= TASK PROMPT =
Find the string "which" in the listing and report every line that has it.

## begin SUPPLIED DATA

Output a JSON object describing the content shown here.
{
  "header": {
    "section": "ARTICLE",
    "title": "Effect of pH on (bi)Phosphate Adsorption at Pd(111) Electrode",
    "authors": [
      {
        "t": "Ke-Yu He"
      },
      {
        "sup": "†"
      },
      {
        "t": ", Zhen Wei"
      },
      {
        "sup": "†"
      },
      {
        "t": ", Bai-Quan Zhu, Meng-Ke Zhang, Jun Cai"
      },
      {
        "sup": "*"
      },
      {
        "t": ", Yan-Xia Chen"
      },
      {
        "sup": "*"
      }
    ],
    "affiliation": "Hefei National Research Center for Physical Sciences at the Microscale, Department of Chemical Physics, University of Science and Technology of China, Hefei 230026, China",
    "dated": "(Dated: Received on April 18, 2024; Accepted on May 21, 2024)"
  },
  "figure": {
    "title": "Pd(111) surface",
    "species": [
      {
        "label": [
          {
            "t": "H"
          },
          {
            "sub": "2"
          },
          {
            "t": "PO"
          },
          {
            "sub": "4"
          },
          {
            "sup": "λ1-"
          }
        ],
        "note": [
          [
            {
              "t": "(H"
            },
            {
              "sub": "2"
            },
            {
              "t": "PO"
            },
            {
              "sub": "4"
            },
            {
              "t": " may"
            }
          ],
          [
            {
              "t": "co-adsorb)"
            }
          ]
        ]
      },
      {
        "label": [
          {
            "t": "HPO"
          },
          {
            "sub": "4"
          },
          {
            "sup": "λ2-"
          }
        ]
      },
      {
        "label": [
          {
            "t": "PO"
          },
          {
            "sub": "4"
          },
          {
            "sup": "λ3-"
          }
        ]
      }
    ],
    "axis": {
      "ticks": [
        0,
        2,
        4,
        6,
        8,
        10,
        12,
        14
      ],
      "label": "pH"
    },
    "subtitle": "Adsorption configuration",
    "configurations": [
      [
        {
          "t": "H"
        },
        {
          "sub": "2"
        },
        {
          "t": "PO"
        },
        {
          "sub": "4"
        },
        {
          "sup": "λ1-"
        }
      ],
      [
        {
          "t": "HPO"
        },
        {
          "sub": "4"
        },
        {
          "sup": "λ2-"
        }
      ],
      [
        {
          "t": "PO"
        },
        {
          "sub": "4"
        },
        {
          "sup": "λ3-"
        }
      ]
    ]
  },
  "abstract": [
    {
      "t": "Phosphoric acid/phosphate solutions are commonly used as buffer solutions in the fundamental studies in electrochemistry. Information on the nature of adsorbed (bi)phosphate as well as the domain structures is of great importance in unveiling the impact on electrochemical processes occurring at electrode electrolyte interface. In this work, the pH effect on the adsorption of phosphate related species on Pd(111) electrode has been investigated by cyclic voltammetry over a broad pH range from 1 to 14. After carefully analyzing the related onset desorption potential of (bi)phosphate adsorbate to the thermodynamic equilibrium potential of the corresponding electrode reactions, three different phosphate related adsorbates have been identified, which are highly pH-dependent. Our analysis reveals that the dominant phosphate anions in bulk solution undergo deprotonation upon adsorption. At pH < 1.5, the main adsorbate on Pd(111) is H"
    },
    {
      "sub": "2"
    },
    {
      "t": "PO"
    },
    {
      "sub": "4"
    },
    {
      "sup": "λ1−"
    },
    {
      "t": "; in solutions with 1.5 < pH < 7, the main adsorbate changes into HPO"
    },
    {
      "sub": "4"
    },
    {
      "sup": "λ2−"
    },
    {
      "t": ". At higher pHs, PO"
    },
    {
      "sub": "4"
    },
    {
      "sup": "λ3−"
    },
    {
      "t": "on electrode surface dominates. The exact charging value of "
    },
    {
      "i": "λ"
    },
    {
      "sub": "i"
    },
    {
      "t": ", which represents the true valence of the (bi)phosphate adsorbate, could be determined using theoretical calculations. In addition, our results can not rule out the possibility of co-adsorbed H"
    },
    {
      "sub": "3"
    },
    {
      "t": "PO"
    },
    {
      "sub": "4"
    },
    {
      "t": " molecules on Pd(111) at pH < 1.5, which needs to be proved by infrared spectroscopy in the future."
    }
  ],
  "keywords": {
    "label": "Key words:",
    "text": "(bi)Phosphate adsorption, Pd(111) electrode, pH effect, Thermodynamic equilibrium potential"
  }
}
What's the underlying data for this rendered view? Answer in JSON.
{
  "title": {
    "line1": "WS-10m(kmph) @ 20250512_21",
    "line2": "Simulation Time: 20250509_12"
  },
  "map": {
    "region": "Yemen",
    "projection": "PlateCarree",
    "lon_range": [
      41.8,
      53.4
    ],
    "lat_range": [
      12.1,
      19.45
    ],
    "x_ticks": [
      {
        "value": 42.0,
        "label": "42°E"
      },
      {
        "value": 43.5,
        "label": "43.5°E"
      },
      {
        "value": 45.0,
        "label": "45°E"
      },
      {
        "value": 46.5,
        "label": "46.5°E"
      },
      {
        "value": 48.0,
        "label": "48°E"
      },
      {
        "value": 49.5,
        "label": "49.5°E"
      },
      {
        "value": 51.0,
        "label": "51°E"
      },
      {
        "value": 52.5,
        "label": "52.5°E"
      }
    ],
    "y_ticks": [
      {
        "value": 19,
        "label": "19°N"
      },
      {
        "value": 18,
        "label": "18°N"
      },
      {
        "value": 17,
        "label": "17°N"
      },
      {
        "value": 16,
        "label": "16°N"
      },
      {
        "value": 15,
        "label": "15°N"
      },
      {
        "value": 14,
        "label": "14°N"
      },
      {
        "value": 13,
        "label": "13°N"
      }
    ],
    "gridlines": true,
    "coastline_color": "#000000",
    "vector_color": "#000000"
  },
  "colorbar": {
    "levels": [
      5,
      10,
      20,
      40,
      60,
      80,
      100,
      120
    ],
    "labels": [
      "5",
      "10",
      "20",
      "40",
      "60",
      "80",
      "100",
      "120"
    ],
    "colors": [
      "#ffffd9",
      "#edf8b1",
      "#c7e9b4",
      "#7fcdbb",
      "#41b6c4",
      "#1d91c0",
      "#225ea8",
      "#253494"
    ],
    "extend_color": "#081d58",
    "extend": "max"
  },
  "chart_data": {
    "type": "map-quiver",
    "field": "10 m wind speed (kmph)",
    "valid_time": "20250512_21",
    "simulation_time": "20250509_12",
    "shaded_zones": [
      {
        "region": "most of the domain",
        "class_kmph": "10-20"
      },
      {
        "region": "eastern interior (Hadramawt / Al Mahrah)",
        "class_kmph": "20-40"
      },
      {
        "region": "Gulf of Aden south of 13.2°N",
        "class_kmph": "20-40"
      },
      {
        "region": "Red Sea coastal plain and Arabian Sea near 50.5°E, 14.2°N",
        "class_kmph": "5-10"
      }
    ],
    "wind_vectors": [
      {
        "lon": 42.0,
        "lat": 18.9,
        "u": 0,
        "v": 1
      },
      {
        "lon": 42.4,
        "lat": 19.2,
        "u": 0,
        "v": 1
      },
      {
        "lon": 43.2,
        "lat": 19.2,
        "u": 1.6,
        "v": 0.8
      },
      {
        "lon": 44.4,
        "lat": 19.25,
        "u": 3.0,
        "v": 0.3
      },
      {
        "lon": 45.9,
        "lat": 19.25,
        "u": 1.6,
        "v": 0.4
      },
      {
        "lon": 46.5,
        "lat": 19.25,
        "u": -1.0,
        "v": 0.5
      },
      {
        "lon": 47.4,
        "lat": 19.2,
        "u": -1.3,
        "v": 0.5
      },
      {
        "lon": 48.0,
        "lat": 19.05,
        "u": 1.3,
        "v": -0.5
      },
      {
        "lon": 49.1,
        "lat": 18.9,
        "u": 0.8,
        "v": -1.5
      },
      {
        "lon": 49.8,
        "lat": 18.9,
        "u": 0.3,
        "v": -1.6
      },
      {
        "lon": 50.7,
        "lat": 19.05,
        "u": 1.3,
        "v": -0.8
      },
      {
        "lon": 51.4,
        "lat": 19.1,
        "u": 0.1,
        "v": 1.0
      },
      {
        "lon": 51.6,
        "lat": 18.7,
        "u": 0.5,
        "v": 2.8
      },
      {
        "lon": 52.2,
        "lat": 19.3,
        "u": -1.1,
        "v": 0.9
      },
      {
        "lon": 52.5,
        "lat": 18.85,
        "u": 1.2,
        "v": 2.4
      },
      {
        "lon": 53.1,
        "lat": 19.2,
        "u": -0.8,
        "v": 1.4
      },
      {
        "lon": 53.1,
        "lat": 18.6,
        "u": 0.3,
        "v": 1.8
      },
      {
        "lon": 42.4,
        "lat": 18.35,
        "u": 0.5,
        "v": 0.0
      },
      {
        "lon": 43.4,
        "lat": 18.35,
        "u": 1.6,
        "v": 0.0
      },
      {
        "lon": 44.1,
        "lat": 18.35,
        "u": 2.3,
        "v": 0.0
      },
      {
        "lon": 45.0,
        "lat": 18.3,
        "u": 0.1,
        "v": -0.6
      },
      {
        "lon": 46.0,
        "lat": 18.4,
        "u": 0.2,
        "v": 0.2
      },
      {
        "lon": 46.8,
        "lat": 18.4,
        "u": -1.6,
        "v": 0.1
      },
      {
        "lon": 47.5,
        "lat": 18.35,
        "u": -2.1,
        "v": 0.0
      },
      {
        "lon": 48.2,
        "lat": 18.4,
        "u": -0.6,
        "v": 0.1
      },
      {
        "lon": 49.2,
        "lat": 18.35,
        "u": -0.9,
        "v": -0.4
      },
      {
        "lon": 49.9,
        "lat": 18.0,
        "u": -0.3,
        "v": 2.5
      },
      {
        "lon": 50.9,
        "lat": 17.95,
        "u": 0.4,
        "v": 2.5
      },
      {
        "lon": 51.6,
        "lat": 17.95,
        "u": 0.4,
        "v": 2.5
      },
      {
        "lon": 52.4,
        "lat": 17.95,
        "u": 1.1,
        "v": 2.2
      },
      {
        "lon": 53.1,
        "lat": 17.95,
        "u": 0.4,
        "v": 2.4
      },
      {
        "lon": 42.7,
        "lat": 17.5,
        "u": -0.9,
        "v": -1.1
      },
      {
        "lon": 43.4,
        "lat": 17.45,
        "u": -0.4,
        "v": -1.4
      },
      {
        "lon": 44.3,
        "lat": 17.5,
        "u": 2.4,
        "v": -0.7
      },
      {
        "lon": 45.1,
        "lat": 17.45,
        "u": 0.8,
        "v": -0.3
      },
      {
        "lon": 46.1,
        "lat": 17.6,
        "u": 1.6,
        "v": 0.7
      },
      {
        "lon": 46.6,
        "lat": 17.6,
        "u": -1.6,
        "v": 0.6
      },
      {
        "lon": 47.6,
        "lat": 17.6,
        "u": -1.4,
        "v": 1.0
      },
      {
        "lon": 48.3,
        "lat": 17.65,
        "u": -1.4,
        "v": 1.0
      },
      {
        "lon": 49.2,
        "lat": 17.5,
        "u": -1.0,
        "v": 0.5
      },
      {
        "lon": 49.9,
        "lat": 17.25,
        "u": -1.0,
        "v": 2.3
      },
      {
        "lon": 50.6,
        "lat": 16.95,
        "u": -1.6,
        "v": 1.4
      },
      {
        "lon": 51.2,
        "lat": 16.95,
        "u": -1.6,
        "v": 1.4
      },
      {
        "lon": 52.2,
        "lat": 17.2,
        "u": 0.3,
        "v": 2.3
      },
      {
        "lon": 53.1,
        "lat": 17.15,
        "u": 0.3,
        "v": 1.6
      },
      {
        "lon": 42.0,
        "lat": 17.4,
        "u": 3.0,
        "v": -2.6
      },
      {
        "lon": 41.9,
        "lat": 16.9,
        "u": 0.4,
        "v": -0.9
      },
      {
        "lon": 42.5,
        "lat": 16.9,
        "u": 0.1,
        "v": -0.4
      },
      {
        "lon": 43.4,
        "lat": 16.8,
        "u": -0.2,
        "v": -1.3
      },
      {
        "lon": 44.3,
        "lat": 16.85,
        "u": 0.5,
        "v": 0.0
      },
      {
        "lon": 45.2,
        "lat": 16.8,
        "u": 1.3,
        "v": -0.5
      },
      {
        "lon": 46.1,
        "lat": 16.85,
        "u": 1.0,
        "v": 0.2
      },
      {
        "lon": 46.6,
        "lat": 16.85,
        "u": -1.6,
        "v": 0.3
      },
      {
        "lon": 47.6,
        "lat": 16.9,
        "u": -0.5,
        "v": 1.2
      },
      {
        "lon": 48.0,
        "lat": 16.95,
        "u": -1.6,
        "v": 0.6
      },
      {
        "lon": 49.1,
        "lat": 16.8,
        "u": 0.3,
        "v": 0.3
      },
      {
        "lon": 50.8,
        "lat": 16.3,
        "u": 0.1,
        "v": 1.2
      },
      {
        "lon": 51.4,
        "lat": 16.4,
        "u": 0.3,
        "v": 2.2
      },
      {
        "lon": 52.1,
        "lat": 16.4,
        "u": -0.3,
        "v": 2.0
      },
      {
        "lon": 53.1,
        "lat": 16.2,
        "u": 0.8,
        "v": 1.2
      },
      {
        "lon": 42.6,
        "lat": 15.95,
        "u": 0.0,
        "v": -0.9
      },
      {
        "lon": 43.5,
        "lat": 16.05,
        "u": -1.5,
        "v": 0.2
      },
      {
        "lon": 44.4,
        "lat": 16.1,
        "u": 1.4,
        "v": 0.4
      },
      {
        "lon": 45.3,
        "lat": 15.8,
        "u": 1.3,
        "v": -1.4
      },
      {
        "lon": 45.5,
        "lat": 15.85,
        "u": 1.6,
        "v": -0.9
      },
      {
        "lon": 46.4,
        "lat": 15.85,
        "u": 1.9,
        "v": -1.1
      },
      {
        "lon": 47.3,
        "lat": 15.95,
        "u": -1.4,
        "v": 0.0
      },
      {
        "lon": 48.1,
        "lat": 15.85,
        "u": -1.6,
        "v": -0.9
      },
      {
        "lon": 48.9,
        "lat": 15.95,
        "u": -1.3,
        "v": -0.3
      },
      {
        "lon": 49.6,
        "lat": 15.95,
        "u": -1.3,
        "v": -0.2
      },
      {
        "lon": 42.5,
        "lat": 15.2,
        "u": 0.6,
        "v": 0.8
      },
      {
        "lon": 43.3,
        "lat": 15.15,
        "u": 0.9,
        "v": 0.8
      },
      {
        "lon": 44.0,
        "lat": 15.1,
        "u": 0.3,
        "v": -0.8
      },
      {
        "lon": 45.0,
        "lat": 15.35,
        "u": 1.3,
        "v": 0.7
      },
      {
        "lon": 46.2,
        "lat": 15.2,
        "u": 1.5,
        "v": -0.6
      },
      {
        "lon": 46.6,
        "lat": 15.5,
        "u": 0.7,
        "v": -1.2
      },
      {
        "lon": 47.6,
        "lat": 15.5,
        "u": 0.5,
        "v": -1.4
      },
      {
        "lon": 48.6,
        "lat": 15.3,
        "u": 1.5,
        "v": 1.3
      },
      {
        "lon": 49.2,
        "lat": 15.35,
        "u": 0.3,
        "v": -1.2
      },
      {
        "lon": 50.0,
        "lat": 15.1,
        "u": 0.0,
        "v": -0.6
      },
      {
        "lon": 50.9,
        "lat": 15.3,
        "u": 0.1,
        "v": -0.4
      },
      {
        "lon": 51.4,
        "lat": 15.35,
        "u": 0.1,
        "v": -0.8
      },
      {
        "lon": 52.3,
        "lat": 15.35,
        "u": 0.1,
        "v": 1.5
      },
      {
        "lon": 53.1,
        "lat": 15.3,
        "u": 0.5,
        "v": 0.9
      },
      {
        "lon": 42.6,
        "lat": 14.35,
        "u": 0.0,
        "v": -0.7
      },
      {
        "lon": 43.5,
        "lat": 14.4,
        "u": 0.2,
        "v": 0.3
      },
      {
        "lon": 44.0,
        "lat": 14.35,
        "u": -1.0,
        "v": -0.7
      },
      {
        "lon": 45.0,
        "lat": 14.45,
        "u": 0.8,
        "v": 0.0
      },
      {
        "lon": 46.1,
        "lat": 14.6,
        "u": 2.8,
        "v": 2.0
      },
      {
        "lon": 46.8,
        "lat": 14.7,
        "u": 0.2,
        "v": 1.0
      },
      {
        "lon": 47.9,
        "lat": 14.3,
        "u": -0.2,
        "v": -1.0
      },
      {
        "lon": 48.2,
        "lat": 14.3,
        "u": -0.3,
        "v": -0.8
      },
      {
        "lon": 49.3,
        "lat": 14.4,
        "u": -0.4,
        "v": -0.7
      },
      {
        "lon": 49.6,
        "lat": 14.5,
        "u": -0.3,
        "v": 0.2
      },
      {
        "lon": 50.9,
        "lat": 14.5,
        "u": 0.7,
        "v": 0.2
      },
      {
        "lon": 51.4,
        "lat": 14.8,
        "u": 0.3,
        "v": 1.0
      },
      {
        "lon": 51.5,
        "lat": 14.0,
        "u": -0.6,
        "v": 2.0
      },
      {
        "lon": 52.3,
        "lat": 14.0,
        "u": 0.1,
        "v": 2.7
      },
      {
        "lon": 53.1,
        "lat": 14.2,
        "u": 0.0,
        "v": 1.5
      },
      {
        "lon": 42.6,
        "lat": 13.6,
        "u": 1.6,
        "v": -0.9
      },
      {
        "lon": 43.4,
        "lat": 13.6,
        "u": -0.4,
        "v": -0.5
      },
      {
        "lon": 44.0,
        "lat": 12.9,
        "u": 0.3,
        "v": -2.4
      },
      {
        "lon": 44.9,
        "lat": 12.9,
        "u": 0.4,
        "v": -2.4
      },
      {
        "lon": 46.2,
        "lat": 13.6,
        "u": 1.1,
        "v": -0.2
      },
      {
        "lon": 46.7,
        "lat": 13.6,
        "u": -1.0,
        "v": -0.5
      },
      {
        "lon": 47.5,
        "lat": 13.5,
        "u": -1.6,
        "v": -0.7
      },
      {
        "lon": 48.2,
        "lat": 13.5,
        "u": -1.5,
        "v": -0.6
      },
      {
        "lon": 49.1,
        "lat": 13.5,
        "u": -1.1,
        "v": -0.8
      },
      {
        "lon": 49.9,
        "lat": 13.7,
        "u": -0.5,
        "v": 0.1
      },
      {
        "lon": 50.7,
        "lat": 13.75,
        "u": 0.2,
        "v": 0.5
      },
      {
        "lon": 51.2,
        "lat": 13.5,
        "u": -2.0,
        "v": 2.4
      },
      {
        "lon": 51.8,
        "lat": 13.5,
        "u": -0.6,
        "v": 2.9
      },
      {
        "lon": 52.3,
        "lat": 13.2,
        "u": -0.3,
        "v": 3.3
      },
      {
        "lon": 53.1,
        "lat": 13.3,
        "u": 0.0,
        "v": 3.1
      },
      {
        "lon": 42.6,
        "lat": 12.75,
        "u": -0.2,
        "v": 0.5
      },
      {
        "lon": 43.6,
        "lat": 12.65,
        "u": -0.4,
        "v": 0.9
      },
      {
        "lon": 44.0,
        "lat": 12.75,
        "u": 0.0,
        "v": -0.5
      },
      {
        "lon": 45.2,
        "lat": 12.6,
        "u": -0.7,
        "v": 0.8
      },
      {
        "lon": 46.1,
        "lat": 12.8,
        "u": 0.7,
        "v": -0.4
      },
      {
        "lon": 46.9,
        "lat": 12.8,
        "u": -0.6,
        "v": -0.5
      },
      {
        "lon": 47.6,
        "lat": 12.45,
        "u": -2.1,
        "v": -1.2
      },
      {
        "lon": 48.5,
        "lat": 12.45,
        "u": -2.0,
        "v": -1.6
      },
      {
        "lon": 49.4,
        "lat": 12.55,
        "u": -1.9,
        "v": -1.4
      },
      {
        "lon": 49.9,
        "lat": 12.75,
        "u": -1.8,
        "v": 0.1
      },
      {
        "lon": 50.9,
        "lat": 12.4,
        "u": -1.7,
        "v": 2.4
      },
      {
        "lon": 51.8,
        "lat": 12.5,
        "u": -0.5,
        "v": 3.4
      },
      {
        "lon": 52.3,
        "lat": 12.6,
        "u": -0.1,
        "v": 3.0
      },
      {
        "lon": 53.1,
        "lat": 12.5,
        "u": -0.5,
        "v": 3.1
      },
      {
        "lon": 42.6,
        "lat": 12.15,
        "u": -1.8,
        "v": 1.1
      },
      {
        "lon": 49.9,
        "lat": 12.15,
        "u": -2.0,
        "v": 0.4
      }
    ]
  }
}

## end SUPPLIED DATA

= TASK ANSWER =
      "t": "Phosphoric acid/phosphate solutions are commonly used as buffer solutions in the fundamental studies in electrochemistry. Information on the nature of adsorbed (bi)phosphate as well as the domain structures is of great importance in unveiling the impact on electrochemical processes occurring at electrode electrolyte interface. In this work, the pH effect on the adsorption of phosphate related species on Pd(111) electrode has been investigated by cyclic voltammetry over a broad pH range from 1 to 14. After carefully analyzing the related onset desorption potential of (bi)phosphate adsorbate to the thermodynamic equilibrium potential of the corresponding electrode reactions, three different phosphate related adsorbates have been identified, which are highly pH-dependent. Our analysis reveals that the dominant phosphate anions in bulk solution undergo deprotonation upon adsorption. At pH < 1.5, the main adsorbate on Pd(111) is H"
      "t": ", which represents the true valence of the (bi)phosphate adsorbate, could be determined using theoretical calculations. In addition, our results can not rule out the possibility of co-adsorbed H"
      "t": " molecules on Pd(111) at pH < 1.5, which needs to be proved by infrared spectroscopy in the future."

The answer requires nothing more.